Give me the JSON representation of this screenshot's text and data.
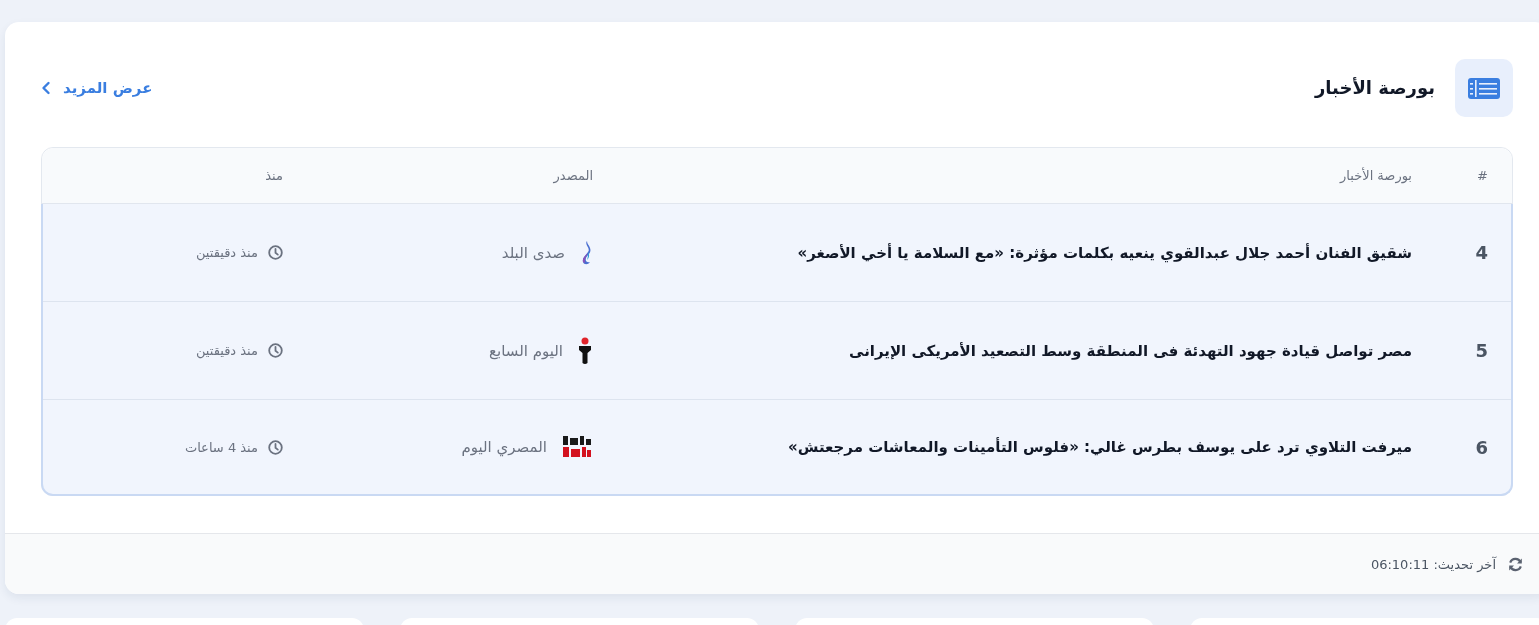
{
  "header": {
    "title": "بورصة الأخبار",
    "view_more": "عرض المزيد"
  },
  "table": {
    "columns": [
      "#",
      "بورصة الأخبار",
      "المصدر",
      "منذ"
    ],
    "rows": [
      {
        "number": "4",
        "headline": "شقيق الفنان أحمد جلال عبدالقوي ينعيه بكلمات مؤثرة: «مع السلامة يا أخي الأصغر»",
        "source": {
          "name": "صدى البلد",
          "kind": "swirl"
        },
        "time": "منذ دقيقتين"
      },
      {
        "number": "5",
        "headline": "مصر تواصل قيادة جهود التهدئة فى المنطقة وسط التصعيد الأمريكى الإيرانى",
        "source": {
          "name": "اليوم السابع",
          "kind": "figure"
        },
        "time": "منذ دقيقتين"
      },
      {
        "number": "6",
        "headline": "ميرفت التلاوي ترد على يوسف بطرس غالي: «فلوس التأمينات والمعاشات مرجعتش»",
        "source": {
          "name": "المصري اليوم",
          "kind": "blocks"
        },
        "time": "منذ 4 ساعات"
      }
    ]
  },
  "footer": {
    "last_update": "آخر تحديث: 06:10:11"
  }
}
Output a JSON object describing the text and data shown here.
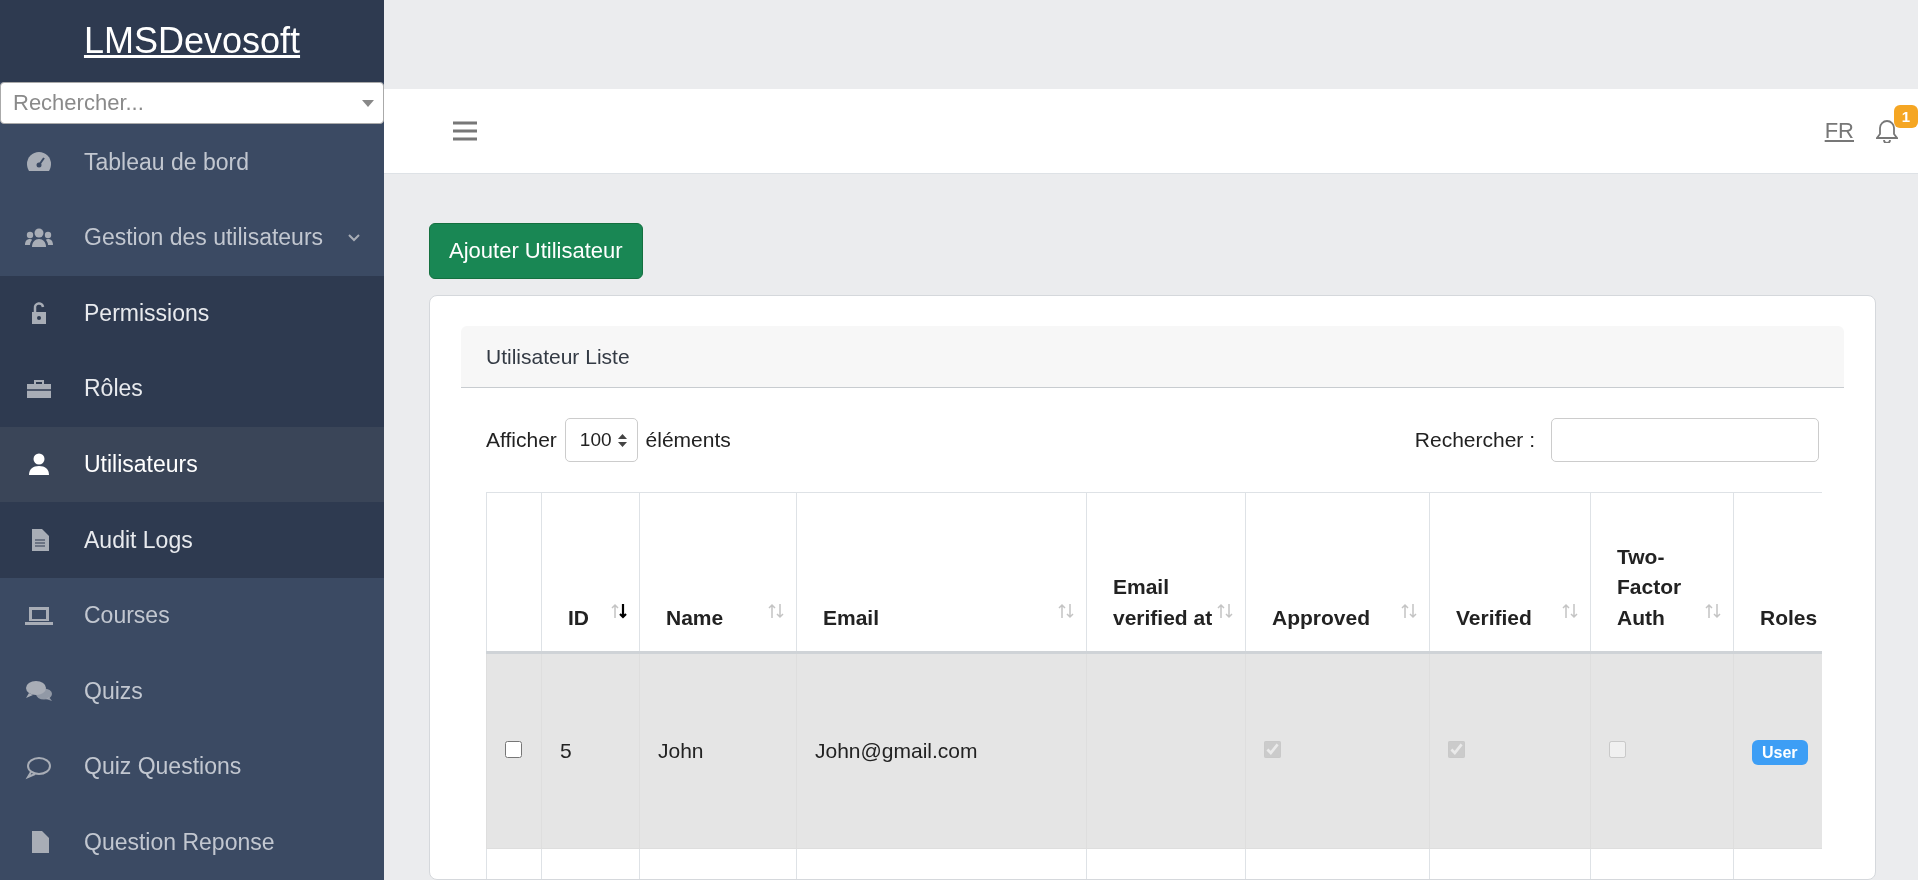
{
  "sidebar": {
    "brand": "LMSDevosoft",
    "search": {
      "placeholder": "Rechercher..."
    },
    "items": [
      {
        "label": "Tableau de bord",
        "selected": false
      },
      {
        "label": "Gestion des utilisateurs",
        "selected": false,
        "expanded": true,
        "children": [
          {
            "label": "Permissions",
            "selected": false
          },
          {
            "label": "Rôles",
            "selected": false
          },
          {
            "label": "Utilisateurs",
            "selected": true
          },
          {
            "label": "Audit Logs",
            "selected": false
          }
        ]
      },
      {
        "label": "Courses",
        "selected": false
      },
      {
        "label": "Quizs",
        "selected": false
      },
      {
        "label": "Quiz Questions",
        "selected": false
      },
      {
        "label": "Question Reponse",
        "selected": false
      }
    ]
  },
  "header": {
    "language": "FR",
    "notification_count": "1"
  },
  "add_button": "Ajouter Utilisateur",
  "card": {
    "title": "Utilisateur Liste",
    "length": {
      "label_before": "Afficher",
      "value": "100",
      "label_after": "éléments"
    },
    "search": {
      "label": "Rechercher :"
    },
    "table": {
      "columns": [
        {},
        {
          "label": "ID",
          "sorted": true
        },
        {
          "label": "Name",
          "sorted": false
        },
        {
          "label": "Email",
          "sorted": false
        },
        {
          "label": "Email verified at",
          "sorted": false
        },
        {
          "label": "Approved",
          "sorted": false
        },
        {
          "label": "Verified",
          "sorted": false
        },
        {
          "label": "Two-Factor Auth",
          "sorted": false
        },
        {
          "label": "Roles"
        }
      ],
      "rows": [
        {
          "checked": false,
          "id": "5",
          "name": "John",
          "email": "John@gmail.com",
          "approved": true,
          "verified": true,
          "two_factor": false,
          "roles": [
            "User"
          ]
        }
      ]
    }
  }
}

···

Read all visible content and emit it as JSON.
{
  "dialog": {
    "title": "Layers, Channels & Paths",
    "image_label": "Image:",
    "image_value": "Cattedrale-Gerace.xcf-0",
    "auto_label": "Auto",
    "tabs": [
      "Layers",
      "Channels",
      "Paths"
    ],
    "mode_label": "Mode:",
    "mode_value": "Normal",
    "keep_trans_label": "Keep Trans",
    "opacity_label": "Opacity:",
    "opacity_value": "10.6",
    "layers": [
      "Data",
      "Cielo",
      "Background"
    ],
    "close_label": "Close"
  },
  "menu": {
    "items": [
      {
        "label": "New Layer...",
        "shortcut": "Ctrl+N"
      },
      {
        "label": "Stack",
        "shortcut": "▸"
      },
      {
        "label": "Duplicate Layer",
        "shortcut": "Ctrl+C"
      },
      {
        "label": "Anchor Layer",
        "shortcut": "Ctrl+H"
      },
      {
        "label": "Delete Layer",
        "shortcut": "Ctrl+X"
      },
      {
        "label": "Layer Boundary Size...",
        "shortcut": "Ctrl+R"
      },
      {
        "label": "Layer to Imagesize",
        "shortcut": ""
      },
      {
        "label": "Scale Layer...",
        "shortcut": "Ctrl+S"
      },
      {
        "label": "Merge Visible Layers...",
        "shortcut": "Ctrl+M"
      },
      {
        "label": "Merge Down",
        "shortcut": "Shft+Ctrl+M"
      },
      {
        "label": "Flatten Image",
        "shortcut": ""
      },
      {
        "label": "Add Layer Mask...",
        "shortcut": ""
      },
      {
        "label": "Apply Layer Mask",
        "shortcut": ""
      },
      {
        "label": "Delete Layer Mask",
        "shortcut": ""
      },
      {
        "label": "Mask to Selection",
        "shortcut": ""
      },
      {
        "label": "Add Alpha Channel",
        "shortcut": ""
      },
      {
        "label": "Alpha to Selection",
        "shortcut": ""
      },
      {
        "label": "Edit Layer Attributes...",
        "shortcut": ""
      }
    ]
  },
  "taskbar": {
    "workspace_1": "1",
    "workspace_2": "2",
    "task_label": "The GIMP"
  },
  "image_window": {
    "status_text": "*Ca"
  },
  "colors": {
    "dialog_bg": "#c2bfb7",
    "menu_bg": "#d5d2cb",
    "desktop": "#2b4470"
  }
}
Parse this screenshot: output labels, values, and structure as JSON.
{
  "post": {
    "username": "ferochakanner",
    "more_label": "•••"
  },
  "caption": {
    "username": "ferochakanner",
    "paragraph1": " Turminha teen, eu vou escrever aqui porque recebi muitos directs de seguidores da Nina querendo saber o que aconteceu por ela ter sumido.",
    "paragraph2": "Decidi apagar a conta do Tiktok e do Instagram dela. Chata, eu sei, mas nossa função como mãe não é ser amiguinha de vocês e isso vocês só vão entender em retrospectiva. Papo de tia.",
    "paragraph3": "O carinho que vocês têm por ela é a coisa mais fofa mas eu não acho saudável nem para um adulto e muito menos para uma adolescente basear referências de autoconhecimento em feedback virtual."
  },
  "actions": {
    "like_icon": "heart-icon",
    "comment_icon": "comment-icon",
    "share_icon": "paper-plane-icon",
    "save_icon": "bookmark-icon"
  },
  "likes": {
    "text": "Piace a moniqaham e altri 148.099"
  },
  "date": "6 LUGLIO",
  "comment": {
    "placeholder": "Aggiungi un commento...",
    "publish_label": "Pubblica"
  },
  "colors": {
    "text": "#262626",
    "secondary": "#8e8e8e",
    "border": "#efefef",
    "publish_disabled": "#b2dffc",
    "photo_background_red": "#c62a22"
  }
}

···

Task details — Filter the entries above down to the lines containing the word "title".

Expected output —
    "title": "بورصة الأخبار",
    "title": "Utilisateur Liste",
    "title": "Layers, Channels & Paths",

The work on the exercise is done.